#### YOUR TASK
Determine the count of lines holding "percent" and give that count alone.

++++ RECORDS PROVIDED

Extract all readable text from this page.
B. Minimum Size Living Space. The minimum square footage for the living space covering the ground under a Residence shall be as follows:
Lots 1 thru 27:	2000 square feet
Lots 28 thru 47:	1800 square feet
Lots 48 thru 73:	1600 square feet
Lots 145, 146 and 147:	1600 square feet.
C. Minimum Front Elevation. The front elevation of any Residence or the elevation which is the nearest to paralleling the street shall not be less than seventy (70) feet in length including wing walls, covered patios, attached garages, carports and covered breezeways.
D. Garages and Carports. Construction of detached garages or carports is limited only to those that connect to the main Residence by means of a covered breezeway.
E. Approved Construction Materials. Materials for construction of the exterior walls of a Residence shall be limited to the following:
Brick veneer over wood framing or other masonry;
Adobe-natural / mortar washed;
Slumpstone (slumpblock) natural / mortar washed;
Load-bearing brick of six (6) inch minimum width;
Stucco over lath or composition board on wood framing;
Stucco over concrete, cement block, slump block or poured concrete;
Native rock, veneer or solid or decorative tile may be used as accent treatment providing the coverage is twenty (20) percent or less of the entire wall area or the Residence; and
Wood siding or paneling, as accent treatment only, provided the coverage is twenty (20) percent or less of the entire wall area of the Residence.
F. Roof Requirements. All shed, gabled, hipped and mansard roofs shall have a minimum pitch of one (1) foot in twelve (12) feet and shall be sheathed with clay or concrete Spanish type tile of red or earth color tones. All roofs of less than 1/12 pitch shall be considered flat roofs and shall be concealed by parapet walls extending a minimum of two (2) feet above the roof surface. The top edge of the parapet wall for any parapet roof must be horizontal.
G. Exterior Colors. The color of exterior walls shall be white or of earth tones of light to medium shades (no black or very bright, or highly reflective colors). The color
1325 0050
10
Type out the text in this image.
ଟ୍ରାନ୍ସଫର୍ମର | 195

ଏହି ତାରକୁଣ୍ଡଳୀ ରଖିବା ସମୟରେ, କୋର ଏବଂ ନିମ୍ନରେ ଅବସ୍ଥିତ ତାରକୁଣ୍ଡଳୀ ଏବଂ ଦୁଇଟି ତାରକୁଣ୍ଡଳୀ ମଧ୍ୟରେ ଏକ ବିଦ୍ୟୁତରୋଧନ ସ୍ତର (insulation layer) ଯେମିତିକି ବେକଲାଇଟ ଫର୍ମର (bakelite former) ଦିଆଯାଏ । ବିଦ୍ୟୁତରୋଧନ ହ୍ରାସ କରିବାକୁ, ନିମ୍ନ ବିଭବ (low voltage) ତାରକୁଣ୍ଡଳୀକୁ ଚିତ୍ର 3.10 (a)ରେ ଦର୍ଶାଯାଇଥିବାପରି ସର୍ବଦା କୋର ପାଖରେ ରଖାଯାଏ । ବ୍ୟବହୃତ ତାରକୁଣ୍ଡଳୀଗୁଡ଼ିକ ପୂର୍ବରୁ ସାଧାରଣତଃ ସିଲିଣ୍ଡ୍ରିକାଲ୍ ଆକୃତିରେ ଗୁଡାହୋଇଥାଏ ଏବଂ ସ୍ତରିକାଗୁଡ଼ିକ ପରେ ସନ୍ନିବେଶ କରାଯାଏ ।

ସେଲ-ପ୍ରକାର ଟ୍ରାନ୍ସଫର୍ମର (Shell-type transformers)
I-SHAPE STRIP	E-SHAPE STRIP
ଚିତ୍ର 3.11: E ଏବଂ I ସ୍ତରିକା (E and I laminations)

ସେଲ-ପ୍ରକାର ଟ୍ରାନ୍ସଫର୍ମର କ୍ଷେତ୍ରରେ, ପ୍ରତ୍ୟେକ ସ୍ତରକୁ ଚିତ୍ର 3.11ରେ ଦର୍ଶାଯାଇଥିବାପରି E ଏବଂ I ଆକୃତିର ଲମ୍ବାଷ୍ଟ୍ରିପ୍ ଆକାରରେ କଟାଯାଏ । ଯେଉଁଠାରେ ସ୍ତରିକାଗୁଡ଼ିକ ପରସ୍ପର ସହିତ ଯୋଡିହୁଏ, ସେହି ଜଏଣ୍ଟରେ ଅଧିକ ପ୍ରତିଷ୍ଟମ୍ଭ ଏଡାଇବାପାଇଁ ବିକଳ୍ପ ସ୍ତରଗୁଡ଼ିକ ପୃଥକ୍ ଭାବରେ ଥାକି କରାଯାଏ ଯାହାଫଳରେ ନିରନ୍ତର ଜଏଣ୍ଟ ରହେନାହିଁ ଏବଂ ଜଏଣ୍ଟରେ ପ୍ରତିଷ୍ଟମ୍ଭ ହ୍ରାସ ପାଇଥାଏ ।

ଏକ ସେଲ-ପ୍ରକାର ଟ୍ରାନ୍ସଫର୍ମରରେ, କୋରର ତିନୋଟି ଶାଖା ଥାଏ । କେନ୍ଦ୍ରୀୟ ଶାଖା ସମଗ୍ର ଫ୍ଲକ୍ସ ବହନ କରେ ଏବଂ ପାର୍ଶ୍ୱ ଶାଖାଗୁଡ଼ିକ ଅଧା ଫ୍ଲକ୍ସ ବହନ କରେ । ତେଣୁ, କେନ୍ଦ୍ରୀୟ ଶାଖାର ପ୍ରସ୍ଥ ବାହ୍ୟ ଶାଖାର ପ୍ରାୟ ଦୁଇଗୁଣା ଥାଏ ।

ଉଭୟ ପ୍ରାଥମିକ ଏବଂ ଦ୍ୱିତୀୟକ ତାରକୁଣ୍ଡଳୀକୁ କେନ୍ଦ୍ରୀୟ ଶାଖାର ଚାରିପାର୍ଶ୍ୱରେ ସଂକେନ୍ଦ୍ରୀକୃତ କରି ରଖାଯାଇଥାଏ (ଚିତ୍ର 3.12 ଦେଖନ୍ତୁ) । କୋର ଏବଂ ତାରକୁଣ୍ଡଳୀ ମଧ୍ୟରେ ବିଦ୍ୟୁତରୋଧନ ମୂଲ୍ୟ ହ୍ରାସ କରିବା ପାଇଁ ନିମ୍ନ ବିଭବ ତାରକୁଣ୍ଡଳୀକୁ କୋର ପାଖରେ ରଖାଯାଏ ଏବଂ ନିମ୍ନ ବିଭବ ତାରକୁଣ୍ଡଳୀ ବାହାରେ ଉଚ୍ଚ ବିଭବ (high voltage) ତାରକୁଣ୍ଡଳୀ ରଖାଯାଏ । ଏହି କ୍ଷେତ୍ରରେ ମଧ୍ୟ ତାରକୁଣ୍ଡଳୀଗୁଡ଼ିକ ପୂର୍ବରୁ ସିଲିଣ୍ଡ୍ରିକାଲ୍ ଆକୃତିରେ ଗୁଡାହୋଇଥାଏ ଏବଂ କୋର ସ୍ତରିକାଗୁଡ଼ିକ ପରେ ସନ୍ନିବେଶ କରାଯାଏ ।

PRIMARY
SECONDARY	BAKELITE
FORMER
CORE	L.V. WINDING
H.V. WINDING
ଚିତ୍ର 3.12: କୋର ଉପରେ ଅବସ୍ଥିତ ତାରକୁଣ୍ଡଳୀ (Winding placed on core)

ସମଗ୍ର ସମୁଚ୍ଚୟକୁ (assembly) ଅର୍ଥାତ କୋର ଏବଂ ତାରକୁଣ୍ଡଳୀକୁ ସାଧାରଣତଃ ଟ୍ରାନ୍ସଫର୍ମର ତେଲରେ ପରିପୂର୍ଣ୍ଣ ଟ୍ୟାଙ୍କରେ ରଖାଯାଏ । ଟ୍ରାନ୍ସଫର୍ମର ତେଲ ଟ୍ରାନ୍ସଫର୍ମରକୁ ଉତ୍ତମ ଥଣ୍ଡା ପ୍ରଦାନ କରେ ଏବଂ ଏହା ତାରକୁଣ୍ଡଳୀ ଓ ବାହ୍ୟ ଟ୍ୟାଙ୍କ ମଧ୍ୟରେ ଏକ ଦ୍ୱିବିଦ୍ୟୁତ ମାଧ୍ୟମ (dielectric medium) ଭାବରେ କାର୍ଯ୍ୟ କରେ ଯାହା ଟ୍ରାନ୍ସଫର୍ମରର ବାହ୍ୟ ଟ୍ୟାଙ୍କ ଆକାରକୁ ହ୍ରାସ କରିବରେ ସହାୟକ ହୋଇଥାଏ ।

++++++++

#### REPLY
2